> EXERCISE GOAL: Restate the records below word for word.

> RECORDS SUPPLIED:
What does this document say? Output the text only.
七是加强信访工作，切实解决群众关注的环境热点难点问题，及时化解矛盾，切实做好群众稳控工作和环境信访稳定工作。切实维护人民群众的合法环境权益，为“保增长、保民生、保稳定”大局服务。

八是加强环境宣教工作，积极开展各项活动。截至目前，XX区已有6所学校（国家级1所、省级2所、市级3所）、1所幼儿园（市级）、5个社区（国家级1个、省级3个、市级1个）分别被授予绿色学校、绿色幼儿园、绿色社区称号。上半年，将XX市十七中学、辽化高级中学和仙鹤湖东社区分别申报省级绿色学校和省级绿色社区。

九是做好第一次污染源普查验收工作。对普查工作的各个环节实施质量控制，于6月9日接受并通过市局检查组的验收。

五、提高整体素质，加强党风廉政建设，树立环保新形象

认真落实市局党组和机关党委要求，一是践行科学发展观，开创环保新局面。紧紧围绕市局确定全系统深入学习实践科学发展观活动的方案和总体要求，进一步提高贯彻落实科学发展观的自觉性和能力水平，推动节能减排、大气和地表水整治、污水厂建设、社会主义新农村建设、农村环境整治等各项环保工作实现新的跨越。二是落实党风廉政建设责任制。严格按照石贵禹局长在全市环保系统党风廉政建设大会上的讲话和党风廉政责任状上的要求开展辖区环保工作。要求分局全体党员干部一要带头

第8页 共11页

> EXPECTED ANSWER:
What does this document say? Output the text only.
七是加强信访工作，切实解决群众关注的环境热点难点问题，及时化解矛盾，切实做好群众稳控工作和环境信访稳定工作。切实维护人民群众的合法环境权益，为“保增长、保民生、保稳定”大局服务。

八是加强环境宣教工作，积极开展各项活动。截至目前，XX区已有6所学校（国家级1所、省级2所、市级3所）、1所幼儿园（市级）、5个社区（国家级1个、省级3个、市级1个）分别被授予绿色学校、绿色幼儿园、绿色社区称号。上半年，将XX市十七中学、辽化高级中学和仙鹤湖东社区分别申报省级绿色学校和省级绿色社区。

九是做好第一次污染源普查验收工作。对普查工作的各个环节实施质量控制，于6月9日接受并通过市局检查组的验收。

五、提高整体素质，加强党风廉政建设，树立环保新形象

认真落实市局党组和机关党委要求，一是践行科学发展观，开创环保新局面。紧紧围绕市局确定全系统深入学习实践科学发展观活动的方案和总体要求，进一步提高贯彻落实科学发展观的自觉性和能力水平，推动节能减排、大气和地表水整治、污水厂建设、社会主义新农村建设、农村环境整治等各项环保工作实现新的跨越。二是落实党风廉政建设责任制。严格按照石贵禹局长在全市环保系统党风廉政建设大会上的讲话和党风廉政责任状上的要求开展辖区环保工作。要求分局全体党员干部一要带头

第8页 共11页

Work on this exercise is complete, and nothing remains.